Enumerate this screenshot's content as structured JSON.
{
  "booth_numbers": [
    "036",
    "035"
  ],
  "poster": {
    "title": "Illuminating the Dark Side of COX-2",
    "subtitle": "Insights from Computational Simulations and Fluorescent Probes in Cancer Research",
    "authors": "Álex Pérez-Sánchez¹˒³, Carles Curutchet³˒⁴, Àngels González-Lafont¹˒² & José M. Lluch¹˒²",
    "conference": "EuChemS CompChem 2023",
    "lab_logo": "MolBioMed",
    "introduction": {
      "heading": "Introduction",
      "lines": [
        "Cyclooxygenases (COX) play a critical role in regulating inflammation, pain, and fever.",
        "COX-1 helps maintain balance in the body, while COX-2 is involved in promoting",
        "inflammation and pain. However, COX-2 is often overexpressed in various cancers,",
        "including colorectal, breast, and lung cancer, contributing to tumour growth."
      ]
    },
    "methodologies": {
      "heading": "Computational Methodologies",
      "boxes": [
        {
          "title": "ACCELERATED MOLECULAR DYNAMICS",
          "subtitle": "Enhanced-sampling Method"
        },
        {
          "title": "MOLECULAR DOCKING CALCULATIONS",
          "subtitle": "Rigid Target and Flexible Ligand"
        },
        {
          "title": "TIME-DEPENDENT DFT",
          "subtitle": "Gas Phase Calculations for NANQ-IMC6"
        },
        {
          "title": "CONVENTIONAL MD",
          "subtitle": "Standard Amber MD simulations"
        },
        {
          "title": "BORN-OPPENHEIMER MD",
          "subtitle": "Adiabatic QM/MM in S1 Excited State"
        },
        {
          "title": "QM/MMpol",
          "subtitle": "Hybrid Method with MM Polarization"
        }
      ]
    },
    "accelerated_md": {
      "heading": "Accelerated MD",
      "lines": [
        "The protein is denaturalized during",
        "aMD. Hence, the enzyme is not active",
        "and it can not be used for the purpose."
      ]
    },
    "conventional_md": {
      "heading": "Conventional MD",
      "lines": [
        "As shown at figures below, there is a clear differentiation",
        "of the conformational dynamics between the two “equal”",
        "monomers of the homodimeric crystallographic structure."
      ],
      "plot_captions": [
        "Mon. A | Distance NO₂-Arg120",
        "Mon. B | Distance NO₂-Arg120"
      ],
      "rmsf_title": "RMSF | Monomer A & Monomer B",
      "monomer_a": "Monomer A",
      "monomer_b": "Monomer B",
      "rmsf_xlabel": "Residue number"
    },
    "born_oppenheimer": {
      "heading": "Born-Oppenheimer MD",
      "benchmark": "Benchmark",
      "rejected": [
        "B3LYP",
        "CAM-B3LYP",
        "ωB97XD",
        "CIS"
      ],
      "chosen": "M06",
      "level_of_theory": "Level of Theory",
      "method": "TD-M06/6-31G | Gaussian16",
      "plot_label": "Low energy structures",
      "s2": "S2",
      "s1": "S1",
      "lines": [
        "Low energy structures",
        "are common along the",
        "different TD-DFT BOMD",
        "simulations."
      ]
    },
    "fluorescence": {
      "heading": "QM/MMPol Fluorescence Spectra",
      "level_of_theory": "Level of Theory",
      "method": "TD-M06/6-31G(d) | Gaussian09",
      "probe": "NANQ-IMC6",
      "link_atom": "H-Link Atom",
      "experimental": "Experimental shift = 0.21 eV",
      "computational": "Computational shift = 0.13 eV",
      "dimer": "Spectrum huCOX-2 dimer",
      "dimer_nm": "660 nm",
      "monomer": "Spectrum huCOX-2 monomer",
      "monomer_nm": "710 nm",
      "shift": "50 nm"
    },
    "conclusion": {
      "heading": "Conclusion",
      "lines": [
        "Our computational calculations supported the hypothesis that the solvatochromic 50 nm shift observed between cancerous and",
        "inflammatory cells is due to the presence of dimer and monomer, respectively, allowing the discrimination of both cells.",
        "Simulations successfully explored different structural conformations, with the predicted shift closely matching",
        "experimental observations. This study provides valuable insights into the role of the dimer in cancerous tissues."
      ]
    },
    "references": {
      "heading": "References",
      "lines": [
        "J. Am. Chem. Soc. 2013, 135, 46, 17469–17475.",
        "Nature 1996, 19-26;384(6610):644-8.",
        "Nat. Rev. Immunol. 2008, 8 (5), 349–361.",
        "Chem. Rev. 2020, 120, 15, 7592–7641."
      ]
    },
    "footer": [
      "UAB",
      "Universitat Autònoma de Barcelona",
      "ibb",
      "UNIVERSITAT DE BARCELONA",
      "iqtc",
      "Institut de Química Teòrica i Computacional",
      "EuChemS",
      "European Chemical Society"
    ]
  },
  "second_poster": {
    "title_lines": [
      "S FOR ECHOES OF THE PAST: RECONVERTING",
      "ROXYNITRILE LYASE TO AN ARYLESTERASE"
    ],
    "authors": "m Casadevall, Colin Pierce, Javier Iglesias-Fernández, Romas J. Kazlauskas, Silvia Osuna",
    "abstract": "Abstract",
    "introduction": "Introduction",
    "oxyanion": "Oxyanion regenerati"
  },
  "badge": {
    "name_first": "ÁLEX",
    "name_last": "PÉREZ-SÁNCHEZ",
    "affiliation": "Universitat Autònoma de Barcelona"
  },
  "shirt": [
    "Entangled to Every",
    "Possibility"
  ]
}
***
Please give back the entries above, unchanged and complete.

Enumerate this screenshot's content as structured JSON.
{
  "booth_numbers": [
    "036",
    "035"
  ],
  "poster": {
    "title": "Illuminating the Dark Side of COX-2",
    "subtitle": "Insights from Computational Simulations and Fluorescent Probes in Cancer Research",
    "authors": "Álex Pérez-Sánchez¹˒³, Carles Curutchet³˒⁴, Àngels González-Lafont¹˒² & José M. Lluch¹˒²",
    "conference": "EuChemS CompChem 2023",
    "lab_logo": "MolBioMed",
    "introduction": {
      "heading": "Introduction",
      "lines": [
        "Cyclooxygenases (COX) play a critical role in regulating inflammation, pain, and fever.",
        "COX-1 helps maintain balance in the body, while COX-2 is involved in promoting",
        "inflammation and pain. However, COX-2 is often overexpressed in various cancers,",
        "including colorectal, breast, and lung cancer, contributing to tumour growth."
      ]
    },
    "methodologies": {
      "heading": "Computational Methodologies",
      "boxes": [
        {
          "title": "ACCELERATED MOLECULAR DYNAMICS",
          "subtitle": "Enhanced-sampling Method"
        },
        {
          "title": "MOLECULAR DOCKING CALCULATIONS",
          "subtitle": "Rigid Target and Flexible Ligand"
        },
        {
          "title": "TIME-DEPENDENT DFT",
          "subtitle": "Gas Phase Calculations for NANQ-IMC6"
        },
        {
          "title": "CONVENTIONAL MD",
          "subtitle": "Standard Amber MD simulations"
        },
        {
          "title": "BORN-OPPENHEIMER MD",
          "subtitle": "Adiabatic QM/MM in S1 Excited State"
        },
        {
          "title": "QM/MMpol",
          "subtitle": "Hybrid Method with MM Polarization"
        }
      ]
    },
    "accelerated_md": {
      "heading": "Accelerated MD",
      "lines": [
        "The protein is denaturalized during",
        "aMD. Hence, the enzyme is not active",
        "and it can not be used for the purpose."
      ]
    },
    "conventional_md": {
      "heading": "Conventional MD",
      "lines": [
        "As shown at figures below, there is a clear differentiation",
        "of the conformational dynamics between the two “equal”",
        "monomers of the homodimeric crystallographic structure."
      ],
      "plot_captions": [
        "Mon. A | Distance NO₂-Arg120",
        "Mon. B | Distance NO₂-Arg120"
      ],
      "rmsf_title": "RMSF | Monomer A & Monomer B",
      "monomer_a": "Monomer A",
      "monomer_b": "Monomer B",
      "rmsf_xlabel": "Residue number"
    },
    "born_oppenheimer": {
      "heading": "Born-Oppenheimer MD",
      "benchmark": "Benchmark",
      "rejected": [
        "B3LYP",
        "CAM-B3LYP",
        "ωB97XD",
        "CIS"
      ],
      "chosen": "M06",
      "level_of_theory": "Level of Theory",
      "method": "TD-M06/6-31G | Gaussian16",
      "plot_label": "Low energy structures",
      "s2": "S2",
      "s1": "S1",
      "lines": [
        "Low energy structures",
        "are common along the",
        "different TD-DFT BOMD",
        "simulations."
      ]
    },
    "fluorescence": {
      "heading": "QM/MMPol Fluorescence Spectra",
      "level_of_theory": "Level of Theory",
      "method": "TD-M06/6-31G(d) | Gaussian09",
      "probe": "NANQ-IMC6",
      "link_atom": "H-Link Atom",
      "experimental": "Experimental shift = 0.21 eV",
      "computational": "Computational shift = 0.13 eV",
      "dimer": "Spectrum huCOX-2 dimer",
      "dimer_nm": "660 nm",
      "monomer": "Spectrum huCOX-2 monomer",
      "monomer_nm": "710 nm",
      "shift": "50 nm"
    },
    "conclusion": {
      "heading": "Conclusion",
      "lines": [
        "Our computational calculations supported the hypothesis that the solvatochromic 50 nm shift observed between cancerous and",
        "inflammatory cells is due to the presence of dimer and monomer, respectively, allowing the discrimination of both cells.",
        "Simulations successfully explored different structural conformations, with the predicted shift closely matching",
        "experimental observations. This study provides valuable insights into the role of the dimer in cancerous tissues."
      ]
    },
    "references": {
      "heading": "References",
      "lines": [
        "J. Am. Chem. Soc. 2013, 135, 46, 17469–17475.",
        "Nature 1996, 19-26;384(6610):644-8.",
        "Nat. Rev. Immunol. 2008, 8 (5), 349–361.",
        "Chem. Rev. 2020, 120, 15, 7592–7641."
      ]
    },
    "footer": [
      "UAB",
      "Universitat Autònoma de Barcelona",
      "ibb",
      "UNIVERSITAT DE BARCELONA",
      "iqtc",
      "Institut de Química Teòrica i Computacional",
      "EuChemS",
      "European Chemical Society"
    ]
  },
  "second_poster": {
    "title_lines": [
      "S FOR ECHOES OF THE PAST: RECONVERTING",
      "ROXYNITRILE LYASE TO AN ARYLESTERASE"
    ],
    "authors": "m Casadevall, Colin Pierce, Javier Iglesias-Fernández, Romas J. Kazlauskas, Silvia Osuna",
    "abstract": "Abstract",
    "introduction": "Introduction",
    "oxyanion": "Oxyanion regenerati"
  },
  "badge": {
    "name_first": "ÁLEX",
    "name_last": "PÉREZ-SÁNCHEZ",
    "affiliation": "Universitat Autònoma de Barcelona"
  },
  "shirt": [
    "Entangled to Every",
    "Possibility"
  ]
}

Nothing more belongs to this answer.